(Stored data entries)
-------------------------

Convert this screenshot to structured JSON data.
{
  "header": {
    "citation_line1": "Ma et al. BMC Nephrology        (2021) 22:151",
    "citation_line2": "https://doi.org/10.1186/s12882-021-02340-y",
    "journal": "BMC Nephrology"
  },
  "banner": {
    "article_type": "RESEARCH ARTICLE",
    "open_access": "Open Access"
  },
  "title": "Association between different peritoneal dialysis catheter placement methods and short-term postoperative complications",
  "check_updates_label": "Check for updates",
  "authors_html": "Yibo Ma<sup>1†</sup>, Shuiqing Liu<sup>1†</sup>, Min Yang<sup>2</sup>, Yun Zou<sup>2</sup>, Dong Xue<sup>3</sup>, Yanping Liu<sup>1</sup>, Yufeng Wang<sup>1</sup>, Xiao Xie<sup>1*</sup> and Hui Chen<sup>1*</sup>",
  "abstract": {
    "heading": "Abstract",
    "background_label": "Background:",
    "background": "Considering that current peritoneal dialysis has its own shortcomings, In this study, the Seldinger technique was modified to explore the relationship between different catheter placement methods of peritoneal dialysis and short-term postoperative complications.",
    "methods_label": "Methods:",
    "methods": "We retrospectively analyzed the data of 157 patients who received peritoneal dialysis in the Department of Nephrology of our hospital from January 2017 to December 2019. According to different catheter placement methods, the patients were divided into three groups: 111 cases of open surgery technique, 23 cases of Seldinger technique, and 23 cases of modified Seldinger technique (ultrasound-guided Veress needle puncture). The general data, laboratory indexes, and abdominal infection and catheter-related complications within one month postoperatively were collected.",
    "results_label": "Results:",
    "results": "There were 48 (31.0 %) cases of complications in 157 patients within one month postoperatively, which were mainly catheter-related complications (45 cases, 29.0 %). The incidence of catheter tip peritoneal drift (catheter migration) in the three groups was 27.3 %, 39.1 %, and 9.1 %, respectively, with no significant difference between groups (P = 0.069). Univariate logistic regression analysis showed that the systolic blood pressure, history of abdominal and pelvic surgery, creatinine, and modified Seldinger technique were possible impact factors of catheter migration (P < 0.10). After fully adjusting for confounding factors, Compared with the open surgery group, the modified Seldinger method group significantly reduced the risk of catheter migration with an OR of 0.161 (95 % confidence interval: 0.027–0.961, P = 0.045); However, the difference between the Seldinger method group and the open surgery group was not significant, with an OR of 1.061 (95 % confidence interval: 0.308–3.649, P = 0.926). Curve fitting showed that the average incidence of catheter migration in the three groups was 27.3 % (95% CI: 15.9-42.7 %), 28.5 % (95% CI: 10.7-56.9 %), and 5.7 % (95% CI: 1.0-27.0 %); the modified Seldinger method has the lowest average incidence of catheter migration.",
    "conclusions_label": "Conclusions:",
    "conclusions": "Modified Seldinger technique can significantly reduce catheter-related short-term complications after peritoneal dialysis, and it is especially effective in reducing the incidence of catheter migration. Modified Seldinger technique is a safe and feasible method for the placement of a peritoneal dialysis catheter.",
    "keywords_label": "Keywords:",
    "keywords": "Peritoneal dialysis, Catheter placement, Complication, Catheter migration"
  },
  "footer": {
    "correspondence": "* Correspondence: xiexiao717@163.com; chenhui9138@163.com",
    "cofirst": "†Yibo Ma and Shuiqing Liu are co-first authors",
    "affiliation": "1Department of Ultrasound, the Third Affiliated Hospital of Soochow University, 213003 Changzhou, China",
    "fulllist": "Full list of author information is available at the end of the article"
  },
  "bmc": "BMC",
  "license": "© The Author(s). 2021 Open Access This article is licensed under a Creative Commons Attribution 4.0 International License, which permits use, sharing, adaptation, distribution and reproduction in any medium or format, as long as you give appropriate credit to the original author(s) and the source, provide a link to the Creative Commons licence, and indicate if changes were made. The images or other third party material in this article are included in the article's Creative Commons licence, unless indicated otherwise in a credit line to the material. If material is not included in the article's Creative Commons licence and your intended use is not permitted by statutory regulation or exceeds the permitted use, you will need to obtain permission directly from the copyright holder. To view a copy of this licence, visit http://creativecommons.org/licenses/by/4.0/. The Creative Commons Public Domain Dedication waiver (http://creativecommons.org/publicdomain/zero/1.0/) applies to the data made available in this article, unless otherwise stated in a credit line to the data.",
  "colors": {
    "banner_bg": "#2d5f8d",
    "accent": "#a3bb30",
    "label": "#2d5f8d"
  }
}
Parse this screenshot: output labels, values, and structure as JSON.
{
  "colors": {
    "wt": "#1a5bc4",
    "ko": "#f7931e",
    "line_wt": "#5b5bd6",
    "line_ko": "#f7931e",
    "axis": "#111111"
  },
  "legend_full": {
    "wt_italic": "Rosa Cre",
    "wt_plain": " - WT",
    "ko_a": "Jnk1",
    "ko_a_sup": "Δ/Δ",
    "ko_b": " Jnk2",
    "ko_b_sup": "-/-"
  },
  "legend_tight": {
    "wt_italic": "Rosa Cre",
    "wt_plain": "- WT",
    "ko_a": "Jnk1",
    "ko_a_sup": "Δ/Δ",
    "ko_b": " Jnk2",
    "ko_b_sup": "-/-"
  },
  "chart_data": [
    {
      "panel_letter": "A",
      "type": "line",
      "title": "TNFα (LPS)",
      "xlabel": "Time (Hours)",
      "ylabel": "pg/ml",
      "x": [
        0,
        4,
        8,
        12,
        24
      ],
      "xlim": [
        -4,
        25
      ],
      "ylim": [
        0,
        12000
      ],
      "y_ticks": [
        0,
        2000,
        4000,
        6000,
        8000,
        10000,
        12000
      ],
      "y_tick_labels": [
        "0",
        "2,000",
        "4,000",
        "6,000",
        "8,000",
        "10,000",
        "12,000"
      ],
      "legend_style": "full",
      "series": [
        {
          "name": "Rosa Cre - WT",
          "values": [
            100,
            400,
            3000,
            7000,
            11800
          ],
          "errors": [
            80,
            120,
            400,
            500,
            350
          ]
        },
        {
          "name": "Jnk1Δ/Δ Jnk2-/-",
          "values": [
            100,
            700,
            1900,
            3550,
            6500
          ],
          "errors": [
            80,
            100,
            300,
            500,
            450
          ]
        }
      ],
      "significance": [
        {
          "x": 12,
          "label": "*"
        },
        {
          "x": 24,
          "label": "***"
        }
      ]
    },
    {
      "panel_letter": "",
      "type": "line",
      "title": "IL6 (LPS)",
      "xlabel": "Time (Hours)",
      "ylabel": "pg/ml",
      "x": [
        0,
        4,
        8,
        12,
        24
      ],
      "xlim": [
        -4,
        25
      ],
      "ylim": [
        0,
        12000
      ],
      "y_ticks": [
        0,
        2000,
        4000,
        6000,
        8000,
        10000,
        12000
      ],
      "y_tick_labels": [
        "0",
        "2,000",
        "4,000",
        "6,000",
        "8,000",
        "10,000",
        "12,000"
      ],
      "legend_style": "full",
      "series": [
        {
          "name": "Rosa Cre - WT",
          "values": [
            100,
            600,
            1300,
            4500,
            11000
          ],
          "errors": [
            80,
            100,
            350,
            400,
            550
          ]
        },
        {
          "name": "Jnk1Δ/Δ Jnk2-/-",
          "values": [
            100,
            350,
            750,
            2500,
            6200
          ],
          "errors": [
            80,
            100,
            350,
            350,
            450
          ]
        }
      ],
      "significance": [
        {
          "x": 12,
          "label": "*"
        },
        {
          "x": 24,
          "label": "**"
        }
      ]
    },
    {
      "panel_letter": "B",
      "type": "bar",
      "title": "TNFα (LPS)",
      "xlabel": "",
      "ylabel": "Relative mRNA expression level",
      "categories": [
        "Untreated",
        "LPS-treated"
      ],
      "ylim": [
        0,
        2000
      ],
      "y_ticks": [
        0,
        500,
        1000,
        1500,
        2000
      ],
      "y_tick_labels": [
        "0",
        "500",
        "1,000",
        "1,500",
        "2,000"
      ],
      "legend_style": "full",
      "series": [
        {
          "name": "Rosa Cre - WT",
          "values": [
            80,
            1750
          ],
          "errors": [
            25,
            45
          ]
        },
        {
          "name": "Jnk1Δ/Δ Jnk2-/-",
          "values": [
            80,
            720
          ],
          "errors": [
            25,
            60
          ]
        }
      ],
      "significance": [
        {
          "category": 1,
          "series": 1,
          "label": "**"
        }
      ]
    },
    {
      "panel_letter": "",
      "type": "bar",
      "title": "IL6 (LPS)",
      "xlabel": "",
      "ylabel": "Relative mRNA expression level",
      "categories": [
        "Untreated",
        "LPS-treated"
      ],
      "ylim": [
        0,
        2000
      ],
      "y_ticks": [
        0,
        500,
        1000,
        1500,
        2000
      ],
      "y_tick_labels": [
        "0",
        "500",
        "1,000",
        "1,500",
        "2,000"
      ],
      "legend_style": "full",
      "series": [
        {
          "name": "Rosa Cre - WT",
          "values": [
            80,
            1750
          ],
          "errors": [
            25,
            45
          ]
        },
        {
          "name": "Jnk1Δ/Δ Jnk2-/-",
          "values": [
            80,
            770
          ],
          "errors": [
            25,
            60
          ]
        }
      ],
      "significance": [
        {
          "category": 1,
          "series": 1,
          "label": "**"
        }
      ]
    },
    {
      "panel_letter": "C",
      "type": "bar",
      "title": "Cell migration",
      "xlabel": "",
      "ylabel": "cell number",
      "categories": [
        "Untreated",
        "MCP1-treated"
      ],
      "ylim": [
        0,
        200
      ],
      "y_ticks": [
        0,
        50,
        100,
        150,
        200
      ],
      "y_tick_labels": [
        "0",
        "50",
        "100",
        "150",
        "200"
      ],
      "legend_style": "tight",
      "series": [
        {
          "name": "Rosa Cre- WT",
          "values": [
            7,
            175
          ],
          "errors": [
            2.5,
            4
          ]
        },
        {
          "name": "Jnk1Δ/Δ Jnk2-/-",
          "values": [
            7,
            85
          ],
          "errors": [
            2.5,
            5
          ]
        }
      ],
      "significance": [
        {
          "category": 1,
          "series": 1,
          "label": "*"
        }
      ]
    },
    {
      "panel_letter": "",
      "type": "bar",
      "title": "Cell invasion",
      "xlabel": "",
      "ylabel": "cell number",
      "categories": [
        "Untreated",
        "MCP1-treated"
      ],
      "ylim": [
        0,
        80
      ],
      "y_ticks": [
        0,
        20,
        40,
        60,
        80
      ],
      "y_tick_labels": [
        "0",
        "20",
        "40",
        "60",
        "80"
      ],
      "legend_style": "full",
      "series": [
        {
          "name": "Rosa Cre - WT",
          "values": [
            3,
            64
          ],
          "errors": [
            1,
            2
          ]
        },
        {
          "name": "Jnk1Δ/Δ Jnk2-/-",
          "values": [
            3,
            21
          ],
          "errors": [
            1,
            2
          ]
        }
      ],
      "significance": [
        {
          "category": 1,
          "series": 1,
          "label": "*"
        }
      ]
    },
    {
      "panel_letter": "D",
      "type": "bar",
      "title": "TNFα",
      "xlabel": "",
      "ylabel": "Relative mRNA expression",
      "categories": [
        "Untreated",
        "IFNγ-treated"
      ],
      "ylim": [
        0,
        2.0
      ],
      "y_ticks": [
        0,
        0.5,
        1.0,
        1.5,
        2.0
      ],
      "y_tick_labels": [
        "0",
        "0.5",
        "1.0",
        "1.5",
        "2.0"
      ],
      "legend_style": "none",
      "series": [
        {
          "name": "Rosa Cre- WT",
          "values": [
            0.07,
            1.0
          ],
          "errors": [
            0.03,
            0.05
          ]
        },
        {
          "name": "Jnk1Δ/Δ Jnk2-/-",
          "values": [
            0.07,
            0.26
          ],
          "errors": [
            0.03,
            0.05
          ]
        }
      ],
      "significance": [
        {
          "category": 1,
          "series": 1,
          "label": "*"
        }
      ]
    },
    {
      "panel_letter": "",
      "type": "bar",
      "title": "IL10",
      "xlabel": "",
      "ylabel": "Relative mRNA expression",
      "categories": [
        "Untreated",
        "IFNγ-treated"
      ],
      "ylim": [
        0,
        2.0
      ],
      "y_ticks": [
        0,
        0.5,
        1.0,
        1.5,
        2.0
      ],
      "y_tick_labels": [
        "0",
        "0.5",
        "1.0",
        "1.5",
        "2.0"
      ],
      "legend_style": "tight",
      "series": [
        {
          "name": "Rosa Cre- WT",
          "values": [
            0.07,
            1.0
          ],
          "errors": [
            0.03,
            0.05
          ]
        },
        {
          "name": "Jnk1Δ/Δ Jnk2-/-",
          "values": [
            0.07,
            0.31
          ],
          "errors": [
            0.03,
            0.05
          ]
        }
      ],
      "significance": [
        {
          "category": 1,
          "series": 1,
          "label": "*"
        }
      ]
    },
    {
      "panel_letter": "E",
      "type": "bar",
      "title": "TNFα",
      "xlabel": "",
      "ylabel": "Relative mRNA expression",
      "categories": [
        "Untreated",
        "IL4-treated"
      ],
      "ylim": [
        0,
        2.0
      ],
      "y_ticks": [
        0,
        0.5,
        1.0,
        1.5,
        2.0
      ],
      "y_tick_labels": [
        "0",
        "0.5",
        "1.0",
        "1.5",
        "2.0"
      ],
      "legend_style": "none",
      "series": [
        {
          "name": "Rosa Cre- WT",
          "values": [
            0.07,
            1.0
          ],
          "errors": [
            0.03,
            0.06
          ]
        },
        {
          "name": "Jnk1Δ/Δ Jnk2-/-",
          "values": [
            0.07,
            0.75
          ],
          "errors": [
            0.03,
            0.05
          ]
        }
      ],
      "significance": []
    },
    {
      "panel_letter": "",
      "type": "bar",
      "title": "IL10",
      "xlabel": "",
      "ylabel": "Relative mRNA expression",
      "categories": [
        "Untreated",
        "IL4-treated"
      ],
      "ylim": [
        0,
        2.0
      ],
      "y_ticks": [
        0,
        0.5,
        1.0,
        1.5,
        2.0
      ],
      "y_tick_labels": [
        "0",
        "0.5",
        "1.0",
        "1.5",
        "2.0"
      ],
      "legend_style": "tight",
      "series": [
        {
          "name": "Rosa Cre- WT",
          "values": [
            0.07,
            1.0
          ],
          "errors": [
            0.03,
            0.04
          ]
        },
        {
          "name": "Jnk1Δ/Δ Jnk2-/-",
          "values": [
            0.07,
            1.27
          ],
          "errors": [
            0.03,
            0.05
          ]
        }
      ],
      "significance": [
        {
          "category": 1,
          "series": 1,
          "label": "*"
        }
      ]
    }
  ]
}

-------------------------

▸ **Directions for this task**
What lines in the records contain the word "Shuiqing"? Return each one.

▸ **Expected answer**
  "authors_html": "Yibo Ma<sup>1†</sup>, Shuiqing Liu<sup>1†</sup>, Min Yang<sup>2</sup>, Yun Zou<sup>2</sup>, Dong Xue<sup>3</sup>, Yanping Liu<sup>1</sup>, Yufeng Wang<sup>1</sup>, Xiao Xie<sup>1*</sup> and Hui Chen<sup>1*</sup>",
    "cofirst": "†Yibo Ma and Shuiqing Liu are co-first authors",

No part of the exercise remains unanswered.